WHAT THE TASK REQUIRES
Identify each line below that contains the word "n國家藥監局", and copy it out.

[Dataset entries on figures]
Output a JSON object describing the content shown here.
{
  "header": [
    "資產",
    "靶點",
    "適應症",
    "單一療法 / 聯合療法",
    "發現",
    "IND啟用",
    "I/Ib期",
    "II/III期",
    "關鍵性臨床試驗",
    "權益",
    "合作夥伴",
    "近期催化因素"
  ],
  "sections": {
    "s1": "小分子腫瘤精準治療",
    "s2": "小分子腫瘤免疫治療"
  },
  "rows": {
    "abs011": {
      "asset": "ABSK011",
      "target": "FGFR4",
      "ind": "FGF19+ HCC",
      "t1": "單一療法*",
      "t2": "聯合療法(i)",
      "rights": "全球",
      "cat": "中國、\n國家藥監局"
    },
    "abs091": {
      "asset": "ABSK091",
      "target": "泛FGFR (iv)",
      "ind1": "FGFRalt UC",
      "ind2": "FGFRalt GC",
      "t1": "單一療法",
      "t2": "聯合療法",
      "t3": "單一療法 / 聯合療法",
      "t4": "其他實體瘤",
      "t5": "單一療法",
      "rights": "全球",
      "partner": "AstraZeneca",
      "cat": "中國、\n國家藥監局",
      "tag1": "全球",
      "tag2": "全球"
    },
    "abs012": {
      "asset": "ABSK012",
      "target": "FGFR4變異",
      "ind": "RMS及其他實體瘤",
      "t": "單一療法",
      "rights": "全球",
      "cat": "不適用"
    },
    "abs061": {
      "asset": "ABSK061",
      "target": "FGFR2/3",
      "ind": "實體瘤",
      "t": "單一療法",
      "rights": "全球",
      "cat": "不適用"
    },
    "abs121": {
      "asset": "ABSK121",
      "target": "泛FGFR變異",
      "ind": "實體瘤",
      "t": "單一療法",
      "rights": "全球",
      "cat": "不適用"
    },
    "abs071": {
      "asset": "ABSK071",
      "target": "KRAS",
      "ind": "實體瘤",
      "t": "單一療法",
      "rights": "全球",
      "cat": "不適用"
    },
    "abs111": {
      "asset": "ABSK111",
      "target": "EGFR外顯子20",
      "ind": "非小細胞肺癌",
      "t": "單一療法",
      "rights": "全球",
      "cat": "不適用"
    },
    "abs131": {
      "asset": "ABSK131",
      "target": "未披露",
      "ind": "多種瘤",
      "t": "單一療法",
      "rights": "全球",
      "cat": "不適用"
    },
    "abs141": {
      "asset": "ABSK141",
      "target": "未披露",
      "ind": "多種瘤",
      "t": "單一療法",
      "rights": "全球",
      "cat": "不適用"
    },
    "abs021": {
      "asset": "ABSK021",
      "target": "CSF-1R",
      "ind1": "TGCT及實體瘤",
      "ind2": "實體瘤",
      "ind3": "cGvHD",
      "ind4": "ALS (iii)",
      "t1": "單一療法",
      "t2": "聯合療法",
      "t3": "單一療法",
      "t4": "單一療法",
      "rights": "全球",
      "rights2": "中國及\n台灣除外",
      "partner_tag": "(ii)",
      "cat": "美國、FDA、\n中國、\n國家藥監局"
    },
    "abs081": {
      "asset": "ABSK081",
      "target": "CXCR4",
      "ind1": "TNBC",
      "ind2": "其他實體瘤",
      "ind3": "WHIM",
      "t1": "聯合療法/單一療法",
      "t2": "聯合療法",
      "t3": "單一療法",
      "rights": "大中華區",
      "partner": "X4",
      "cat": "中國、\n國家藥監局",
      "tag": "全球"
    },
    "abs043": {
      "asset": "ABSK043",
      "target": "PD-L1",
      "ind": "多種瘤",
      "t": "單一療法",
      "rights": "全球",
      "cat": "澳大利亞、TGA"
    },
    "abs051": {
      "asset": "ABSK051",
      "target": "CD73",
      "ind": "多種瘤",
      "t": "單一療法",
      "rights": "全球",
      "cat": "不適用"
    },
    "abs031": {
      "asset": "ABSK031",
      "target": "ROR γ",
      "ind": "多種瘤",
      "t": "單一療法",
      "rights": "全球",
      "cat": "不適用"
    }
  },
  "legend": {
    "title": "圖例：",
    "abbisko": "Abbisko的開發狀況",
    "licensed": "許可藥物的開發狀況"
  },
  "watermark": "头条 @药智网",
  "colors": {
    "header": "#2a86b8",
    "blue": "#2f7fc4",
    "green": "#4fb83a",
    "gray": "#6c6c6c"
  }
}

COMPLETE ANSWER
      "cat": "中國、\n國家藥監局"
      "cat": "中國、\n國家藥監局",
      "cat": "美國、FDA、\n中國、\n國家藥監局"
      "cat": "中國、\n國家藥監局",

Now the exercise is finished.